• _Collected data_
--- --- ---
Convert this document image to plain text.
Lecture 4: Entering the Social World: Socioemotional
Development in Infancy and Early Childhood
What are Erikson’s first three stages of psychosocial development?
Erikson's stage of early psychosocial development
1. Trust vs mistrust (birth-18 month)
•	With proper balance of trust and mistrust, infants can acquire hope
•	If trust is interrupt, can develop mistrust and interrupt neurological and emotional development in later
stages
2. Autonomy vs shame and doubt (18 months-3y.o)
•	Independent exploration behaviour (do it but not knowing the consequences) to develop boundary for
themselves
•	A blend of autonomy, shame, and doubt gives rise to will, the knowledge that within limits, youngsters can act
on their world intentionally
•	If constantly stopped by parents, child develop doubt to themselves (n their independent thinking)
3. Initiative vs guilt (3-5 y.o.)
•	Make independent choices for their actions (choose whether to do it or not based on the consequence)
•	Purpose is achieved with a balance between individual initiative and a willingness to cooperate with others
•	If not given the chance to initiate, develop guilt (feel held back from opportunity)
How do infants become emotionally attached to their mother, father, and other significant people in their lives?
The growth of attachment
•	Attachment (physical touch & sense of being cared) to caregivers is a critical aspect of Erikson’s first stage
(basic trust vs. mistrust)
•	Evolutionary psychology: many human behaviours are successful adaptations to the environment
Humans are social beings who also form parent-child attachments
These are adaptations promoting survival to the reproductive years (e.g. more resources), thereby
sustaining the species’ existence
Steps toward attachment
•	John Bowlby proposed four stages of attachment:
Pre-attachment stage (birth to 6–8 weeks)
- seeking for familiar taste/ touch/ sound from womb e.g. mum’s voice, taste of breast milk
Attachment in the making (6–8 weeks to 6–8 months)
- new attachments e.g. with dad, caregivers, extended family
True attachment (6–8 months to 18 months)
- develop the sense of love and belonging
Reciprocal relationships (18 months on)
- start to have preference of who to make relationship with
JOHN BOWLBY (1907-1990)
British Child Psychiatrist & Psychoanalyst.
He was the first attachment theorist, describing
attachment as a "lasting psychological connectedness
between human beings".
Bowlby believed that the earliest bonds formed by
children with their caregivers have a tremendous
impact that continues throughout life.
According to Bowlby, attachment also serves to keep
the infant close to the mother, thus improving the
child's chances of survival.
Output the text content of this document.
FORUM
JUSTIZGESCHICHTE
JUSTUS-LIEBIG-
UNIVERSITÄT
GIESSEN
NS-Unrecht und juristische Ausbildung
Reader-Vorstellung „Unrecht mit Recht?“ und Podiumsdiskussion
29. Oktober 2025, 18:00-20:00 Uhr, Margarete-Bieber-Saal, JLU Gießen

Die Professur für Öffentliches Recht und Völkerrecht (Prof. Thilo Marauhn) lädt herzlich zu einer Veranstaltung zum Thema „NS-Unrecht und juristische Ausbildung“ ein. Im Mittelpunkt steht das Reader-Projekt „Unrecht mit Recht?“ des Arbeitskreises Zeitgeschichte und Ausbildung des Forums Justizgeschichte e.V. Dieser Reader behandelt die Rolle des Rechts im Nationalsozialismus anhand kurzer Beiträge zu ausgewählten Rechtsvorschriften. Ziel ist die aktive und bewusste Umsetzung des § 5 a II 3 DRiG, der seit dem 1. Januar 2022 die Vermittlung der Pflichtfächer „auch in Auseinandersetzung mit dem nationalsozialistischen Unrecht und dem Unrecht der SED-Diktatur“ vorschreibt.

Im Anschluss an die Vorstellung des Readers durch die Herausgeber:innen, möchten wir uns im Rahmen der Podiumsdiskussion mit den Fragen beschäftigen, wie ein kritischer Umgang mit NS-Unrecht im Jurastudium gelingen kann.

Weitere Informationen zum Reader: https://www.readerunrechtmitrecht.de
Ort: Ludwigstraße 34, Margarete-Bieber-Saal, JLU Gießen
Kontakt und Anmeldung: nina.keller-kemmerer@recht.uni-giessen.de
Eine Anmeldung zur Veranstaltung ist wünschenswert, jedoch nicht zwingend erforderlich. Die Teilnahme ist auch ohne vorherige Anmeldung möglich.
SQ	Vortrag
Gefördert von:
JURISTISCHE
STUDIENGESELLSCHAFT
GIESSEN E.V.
--- --- ---
• _Description of the task_
From the first line to the last, retype the data exactly.

• _The solution_
Convert this document image to plain text.
Lecture 4: Entering the Social World: Socioemotional
Development in Infancy and Early Childhood
What are Erikson’s first three stages of psychosocial development?
Erikson's stage of early psychosocial development
1. Trust vs mistrust (birth-18 month)
•	With proper balance of trust and mistrust, infants can acquire hope
•	If trust is interrupt, can develop mistrust and interrupt neurological and emotional development in later
stages
2. Autonomy vs shame and doubt (18 months-3y.o)
•	Independent exploration behaviour (do it but not knowing the consequences) to develop boundary for
themselves
•	A blend of autonomy, shame, and doubt gives rise to will, the knowledge that within limits, youngsters can act
on their world intentionally
•	If constantly stopped by parents, child develop doubt to themselves (n their independent thinking)
3. Initiative vs guilt (3-5 y.o.)
•	Make independent choices for their actions (choose whether to do it or not based on the consequence)
•	Purpose is achieved with a balance between individual initiative and a willingness to cooperate with others
•	If not given the chance to initiate, develop guilt (feel held back from opportunity)
How do infants become emotionally attached to their mother, father, and other significant people in their lives?
The growth of attachment
•	Attachment (physical touch & sense of being cared) to caregivers is a critical aspect of Erikson’s first stage
(basic trust vs. mistrust)
•	Evolutionary psychology: many human behaviours are successful adaptations to the environment
Humans are social beings who also form parent-child attachments
These are adaptations promoting survival to the reproductive years (e.g. more resources), thereby
sustaining the species’ existence
Steps toward attachment
•	John Bowlby proposed four stages of attachment:
Pre-attachment stage (birth to 6–8 weeks)
- seeking for familiar taste/ touch/ sound from womb e.g. mum’s voice, taste of breast milk
Attachment in the making (6–8 weeks to 6–8 months)
- new attachments e.g. with dad, caregivers, extended family
True attachment (6–8 months to 18 months)
- develop the sense of love and belonging
Reciprocal relationships (18 months on)
- start to have preference of who to make relationship with
JOHN BOWLBY (1907-1990)
British Child Psychiatrist & Psychoanalyst.
He was the first attachment theorist, describing
attachment as a "lasting psychological connectedness
between human beings".
Bowlby believed that the earliest bonds formed by
children with their caregivers have a tremendous
impact that continues throughout life.
According to Bowlby, attachment also serves to keep
the infant close to the mother, thus improving the
child's chances of survival.
Output the text content of this document.
FORUM
JUSTIZGESCHICHTE
JUSTUS-LIEBIG-
UNIVERSITÄT
GIESSEN
NS-Unrecht und juristische Ausbildung
Reader-Vorstellung „Unrecht mit Recht?“ und Podiumsdiskussion
29. Oktober 2025, 18:00-20:00 Uhr, Margarete-Bieber-Saal, JLU Gießen

Die Professur für Öffentliches Recht und Völkerrecht (Prof. Thilo Marauhn) lädt herzlich zu einer Veranstaltung zum Thema „NS-Unrecht und juristische Ausbildung“ ein. Im Mittelpunkt steht das Reader-Projekt „Unrecht mit Recht?“ des Arbeitskreises Zeitgeschichte und Ausbildung des Forums Justizgeschichte e.V. Dieser Reader behandelt die Rolle des Rechts im Nationalsozialismus anhand kurzer Beiträge zu ausgewählten Rechtsvorschriften. Ziel ist die aktive und bewusste Umsetzung des § 5 a II 3 DRiG, der seit dem 1. Januar 2022 die Vermittlung der Pflichtfächer „auch in Auseinandersetzung mit dem nationalsozialistischen Unrecht und dem Unrecht der SED-Diktatur“ vorschreibt.

Im Anschluss an die Vorstellung des Readers durch die Herausgeber:innen, möchten wir uns im Rahmen der Podiumsdiskussion mit den Fragen beschäftigen, wie ein kritischer Umgang mit NS-Unrecht im Jurastudium gelingen kann.

Weitere Informationen zum Reader: https://www.readerunrechtmitrecht.de
Ort: Ludwigstraße 34, Margarete-Bieber-Saal, JLU Gießen
Kontakt und Anmeldung: nina.keller-kemmerer@recht.uni-giessen.de
Eine Anmeldung zur Veranstaltung ist wünschenswert, jedoch nicht zwingend erforderlich. Die Teilnahme ist auch ohne vorherige Anmeldung möglich.
SQ	Vortrag
Gefördert von:
JURISTISCHE
STUDIENGESELLSCHAFT
GIESSEN E.V.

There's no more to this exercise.